TASK LIST
• A. According to the article on the assisted suicide ruling, how old was Gordon Ross when he died?
• B. Reproduce the part of the article on the assisted suicide ruling that opens with the words containing "RIGHT-TO-DIE campaigners say" and closes with "for fresh guidance.", substituting "contentious" for "powderkeg".

TEXT SECTION
=======
RIGHT-TO-DIE campaigners say they have suffered a “slap in the face” after judges in Scotland’s highest court rejected a posthumous appeal by a disabled grandfather to clarify the law on assisted suicide.
Gordon Ross had spent the final months of his life fighting for a legal ruling on the powderkeg issue before he died in hospital last month from Parkinson’s related illnesses. He was 67.
Judges yesterday refused an appeal from Mr Ross calling for Scotland’s top prosecutor, Frank Mulholland, the Lord Advocate, to clarify the criminal law in relation to assisted suicide. The three judges, led by Scotland’s top judge Lord Carloway, the Lord President, ruled there was no need for fresh guidance.
“The criminal law in relation to assisted suicide in Scotland is clear,” Lord Carloway stated.
“If a person does something which he knows will cause the death of another person, he will be guilty of homicide if his act is the immediate and direct cause of the person’s death.”
It could mean that the person helping a terminally-ill loved one to die is charged with murder or culpable homicide depending on the nature of the act.
MSPs at Holyrood last year rejected new laws to introduce assisted suicide in Scotland for the second time in the past decade.
Bob Scott of Friends At The End (Fate), which campaigns for a change in the law, said: “Although Gordon died last month, his family, as wells as his friends at Fate and the Humanist Society Scotland, had hoped that the appeal court judges would overturn the previous decision by the Court of Session and compel the Lord Advocate to issue detailed guidance on the law around assisted dying, as exists in England.
“This is a real slap in the face for those who wish to have a choice at the end of their lives and particularly to Gordon, who fought long and hard to have the guidelines clarified.”
But the ruling was welcomed by the Care Not Killing Scotland campaign, which opposes assisted suicide.
Convener Gordon MacDonald said: “We were always of the view that the law relating to assisted suicide in Scotland is clear. It is not for the courts to change the law on sensitive matters such as this.”
=======
Dataset entries

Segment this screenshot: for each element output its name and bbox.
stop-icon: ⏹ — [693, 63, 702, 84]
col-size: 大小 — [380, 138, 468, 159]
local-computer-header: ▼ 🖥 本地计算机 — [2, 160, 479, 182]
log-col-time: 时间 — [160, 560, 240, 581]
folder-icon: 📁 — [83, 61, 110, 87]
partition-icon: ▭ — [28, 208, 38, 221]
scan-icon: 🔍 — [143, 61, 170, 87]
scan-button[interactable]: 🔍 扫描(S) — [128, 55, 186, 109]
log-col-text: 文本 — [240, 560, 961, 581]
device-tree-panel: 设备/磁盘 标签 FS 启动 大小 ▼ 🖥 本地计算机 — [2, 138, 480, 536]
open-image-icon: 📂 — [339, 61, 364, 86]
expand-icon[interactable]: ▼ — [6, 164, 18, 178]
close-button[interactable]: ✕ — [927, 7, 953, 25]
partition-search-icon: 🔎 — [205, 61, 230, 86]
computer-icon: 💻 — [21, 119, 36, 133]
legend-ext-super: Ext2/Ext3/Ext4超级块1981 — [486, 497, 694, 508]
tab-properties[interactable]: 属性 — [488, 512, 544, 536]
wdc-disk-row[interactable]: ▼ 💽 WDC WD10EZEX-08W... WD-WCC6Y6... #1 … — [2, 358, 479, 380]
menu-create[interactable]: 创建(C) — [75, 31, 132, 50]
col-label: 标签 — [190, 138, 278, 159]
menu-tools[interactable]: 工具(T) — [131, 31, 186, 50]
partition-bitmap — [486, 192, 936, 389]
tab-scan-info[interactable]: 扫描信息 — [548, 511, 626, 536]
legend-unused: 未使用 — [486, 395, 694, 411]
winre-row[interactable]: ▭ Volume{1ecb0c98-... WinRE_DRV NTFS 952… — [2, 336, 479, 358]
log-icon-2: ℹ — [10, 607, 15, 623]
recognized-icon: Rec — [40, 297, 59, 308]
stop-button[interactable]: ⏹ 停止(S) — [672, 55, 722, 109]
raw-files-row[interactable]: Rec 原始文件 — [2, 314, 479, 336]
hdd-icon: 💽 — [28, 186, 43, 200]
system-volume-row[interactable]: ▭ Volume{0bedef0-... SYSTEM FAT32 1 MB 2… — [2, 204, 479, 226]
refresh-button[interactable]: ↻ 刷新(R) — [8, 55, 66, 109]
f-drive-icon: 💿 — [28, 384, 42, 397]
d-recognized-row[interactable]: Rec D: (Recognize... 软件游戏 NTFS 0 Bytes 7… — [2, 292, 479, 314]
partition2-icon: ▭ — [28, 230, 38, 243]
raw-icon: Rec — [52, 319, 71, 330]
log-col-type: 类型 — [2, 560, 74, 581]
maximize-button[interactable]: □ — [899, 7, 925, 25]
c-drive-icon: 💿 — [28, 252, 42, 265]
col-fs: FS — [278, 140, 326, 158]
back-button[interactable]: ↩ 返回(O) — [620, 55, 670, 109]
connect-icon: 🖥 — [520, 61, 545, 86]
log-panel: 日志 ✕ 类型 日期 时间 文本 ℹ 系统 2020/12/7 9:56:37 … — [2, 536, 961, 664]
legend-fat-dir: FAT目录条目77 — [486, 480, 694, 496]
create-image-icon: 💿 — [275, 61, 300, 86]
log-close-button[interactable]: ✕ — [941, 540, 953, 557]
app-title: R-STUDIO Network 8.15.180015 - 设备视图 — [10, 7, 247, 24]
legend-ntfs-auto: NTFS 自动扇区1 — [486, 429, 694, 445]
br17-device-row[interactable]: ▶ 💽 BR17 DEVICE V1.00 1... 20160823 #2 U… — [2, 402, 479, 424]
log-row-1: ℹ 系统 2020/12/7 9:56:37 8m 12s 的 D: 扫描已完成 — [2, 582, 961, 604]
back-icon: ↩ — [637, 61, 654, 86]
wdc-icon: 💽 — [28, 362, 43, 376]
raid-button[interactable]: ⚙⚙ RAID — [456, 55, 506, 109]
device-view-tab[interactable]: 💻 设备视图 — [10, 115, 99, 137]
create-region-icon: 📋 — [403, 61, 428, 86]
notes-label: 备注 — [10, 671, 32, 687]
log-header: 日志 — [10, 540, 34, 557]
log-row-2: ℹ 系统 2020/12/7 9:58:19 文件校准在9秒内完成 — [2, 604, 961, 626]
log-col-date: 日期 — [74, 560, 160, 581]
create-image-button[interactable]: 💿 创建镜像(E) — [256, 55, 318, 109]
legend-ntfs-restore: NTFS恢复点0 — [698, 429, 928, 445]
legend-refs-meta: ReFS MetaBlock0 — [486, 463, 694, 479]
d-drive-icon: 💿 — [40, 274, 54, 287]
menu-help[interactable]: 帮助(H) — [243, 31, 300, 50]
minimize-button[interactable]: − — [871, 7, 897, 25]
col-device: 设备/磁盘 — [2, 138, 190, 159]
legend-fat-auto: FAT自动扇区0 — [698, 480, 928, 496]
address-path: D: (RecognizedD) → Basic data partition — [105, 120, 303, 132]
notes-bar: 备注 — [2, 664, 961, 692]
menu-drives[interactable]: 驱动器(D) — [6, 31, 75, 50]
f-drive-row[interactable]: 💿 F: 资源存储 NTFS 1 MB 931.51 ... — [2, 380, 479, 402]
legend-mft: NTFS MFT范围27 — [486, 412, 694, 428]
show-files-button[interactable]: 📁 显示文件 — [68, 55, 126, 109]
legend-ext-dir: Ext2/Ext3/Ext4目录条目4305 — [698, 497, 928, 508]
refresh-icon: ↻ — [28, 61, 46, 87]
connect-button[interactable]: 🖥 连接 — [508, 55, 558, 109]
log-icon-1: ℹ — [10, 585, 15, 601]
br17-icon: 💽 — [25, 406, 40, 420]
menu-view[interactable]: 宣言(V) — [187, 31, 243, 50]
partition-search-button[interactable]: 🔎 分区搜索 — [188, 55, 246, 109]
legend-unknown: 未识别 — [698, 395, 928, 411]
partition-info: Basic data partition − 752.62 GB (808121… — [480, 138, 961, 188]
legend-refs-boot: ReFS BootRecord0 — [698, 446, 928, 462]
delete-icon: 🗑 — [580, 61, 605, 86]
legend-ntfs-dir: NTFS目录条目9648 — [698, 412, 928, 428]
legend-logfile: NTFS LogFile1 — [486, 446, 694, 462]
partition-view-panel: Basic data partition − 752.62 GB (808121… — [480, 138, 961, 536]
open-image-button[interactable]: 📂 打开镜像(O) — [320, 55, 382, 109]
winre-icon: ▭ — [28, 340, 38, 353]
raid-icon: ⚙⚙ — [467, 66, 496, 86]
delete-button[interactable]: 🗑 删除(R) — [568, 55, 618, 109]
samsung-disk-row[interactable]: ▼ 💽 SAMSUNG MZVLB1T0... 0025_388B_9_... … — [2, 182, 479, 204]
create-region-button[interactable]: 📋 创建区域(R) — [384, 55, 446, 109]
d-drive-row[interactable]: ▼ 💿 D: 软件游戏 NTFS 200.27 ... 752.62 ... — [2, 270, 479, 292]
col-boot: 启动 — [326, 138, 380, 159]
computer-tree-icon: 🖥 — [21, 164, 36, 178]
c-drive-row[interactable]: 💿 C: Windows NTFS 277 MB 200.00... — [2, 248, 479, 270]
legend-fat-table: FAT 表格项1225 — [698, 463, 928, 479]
=======
EXERCISE RESULTS
• A. He was 67.

• B.
RIGHT-TO-DIE campaigners say they have suffered a “slap in the face” after judges in Scotland’s highest court rejected a posthumous appeal by a disabled grandfather to clarify the law on assisted suicide.
Gordon Ross had spent the final months of his life fighting for a legal ruling on the contentious issue before he died in hospital last month from Parkinson’s related illnesses. He was 67.
Judges yesterday refused an appeal from Mr Ross calling for Scotland’s top prosecutor, Frank Mulholland, the Lord Advocate, to clarify the criminal law in relation to assisted suicide. The three judges, led by Scotland’s top judge Lord Carloway, the Lord President, ruled there was no need for fresh guidance.